--- CHALLENGE ---
Make an exact copy of the entries below with the pictures removed.
= = = = = = =
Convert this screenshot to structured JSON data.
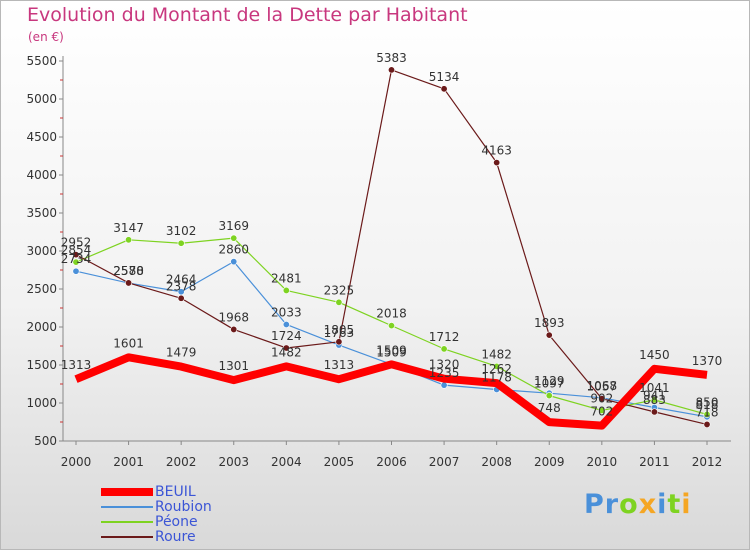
{
  "chart_data": {
    "type": "line",
    "title": "Evolution du Montant de la Dette par Habitant",
    "subtitle": "(en €)",
    "xlabel": "",
    "ylabel": "",
    "categories": [
      "2000",
      "2001",
      "2002",
      "2003",
      "2004",
      "2005",
      "2006",
      "2007",
      "2008",
      "2009",
      "2010",
      "2011",
      "2012"
    ],
    "ylim": [
      500,
      5500
    ],
    "yticks": [
      500,
      1000,
      1500,
      2000,
      2500,
      3000,
      3500,
      4000,
      4500,
      5000,
      5500
    ],
    "grid": false,
    "legend_position": "bottom-left",
    "series": [
      {
        "name": "BEUIL",
        "color": "#ff0000",
        "width": 8,
        "values": [
          1313,
          1601,
          1479,
          1301,
          1482,
          1313,
          1509,
          1320,
          1262,
          748,
          702,
          1450,
          1370
        ]
      },
      {
        "name": "Roubion",
        "color": "#4a90d9",
        "width": 1.2,
        "values": [
          2734,
          2578,
          2464,
          2860,
          2033,
          1763,
          1509,
          1235,
          1178,
          1129,
          1068,
          941,
          818
        ]
      },
      {
        "name": "Péone",
        "color": "#7ed321",
        "width": 1.2,
        "values": [
          2854,
          3147,
          3102,
          3169,
          2481,
          2325,
          2018,
          1712,
          1482,
          1097,
          902,
          1041,
          850
        ]
      },
      {
        "name": "Roure",
        "color": "#6b1a1a",
        "width": 1.2,
        "values": [
          2952,
          2580,
          2378,
          1968,
          1724,
          1805,
          5383,
          5134,
          4163,
          1893,
          1057,
          883,
          718
        ]
      }
    ]
  },
  "logo": {
    "letters": [
      {
        "ch": "P",
        "color": "#4a90d9"
      },
      {
        "ch": "r",
        "color": "#4a90d9"
      },
      {
        "ch": "o",
        "color": "#7ed321"
      },
      {
        "ch": "x",
        "color": "#f5a623"
      },
      {
        "ch": "i",
        "color": "#4a90d9"
      },
      {
        "ch": "t",
        "color": "#7ed321"
      },
      {
        "ch": "i",
        "color": "#f5a623"
      }
    ]
  }
}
= = = = = = =
--- EXPECTED ANSWER ---
Convert this screenshot to structured JSON data.
{
  "chart_data": {
    "type": "line",
    "title": "Evolution du Montant de la Dette par Habitant",
    "subtitle": "(en €)",
    "xlabel": "",
    "ylabel": "",
    "categories": [
      "2000",
      "2001",
      "2002",
      "2003",
      "2004",
      "2005",
      "2006",
      "2007",
      "2008",
      "2009",
      "2010",
      "2011",
      "2012"
    ],
    "ylim": [
      500,
      5500
    ],
    "yticks": [
      500,
      1000,
      1500,
      2000,
      2500,
      3000,
      3500,
      4000,
      4500,
      5000,
      5500
    ],
    "grid": false,
    "legend_position": "bottom-left",
    "series": [
      {
        "name": "BEUIL",
        "color": "#ff0000",
        "width": 8,
        "values": [
          1313,
          1601,
          1479,
          1301,
          1482,
          1313,
          1509,
          1320,
          1262,
          748,
          702,
          1450,
          1370
        ]
      },
      {
        "name": "Roubion",
        "color": "#4a90d9",
        "width": 1.2,
        "values": [
          2734,
          2578,
          2464,
          2860,
          2033,
          1763,
          1509,
          1235,
          1178,
          1129,
          1068,
          941,
          818
        ]
      },
      {
        "name": "Péone",
        "color": "#7ed321",
        "width": 1.2,
        "values": [
          2854,
          3147,
          3102,
          3169,
          2481,
          2325,
          2018,
          1712,
          1482,
          1097,
          902,
          1041,
          850
        ]
      },
      {
        "name": "Roure",
        "color": "#6b1a1a",
        "width": 1.2,
        "values": [
          2952,
          2580,
          2378,
          1968,
          1724,
          1805,
          5383,
          5134,
          4163,
          1893,
          1057,
          883,
          718
        ]
      }
    ]
  },
  "logo": {
    "letters": [
      {
        "ch": "P",
        "color": "#4a90d9"
      },
      {
        "ch": "r",
        "color": "#4a90d9"
      },
      {
        "ch": "o",
        "color": "#7ed321"
      },
      {
        "ch": "x",
        "color": "#f5a623"
      },
      {
        "ch": "i",
        "color": "#4a90d9"
      },
      {
        "ch": "t",
        "color": "#7ed321"
      },
      {
        "ch": "i",
        "color": "#f5a623"
      }
    ]
  }
}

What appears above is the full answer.